* **Goal of the exercise**: Tell how many lines contain the word "woman". Reply with the number only.

━━━━━ Exercise data

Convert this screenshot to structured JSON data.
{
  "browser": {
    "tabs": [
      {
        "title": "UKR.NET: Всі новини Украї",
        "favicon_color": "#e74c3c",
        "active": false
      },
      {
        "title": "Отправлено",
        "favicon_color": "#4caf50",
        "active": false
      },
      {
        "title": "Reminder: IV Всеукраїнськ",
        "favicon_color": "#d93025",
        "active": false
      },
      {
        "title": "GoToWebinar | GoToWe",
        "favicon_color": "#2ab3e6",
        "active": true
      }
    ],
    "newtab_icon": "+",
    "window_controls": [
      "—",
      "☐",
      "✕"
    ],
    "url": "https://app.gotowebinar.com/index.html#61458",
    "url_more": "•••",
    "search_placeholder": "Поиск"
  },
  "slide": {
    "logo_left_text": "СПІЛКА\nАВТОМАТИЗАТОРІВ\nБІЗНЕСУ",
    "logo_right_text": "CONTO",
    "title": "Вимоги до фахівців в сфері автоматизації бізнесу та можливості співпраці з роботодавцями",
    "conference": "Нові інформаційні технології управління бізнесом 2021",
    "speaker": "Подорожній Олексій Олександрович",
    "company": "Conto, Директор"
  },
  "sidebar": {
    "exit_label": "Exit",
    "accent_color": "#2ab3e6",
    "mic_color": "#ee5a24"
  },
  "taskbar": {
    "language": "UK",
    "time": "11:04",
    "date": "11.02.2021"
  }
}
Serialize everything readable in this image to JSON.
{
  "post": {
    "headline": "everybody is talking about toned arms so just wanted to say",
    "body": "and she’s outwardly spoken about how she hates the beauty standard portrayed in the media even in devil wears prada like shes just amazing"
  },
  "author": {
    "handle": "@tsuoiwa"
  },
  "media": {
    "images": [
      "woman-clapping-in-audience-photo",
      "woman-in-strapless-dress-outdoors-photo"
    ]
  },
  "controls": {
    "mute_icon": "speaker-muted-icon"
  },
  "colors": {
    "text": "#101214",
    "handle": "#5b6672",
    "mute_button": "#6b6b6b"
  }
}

━━━━━━━━━━

* **Answer to the task**: 2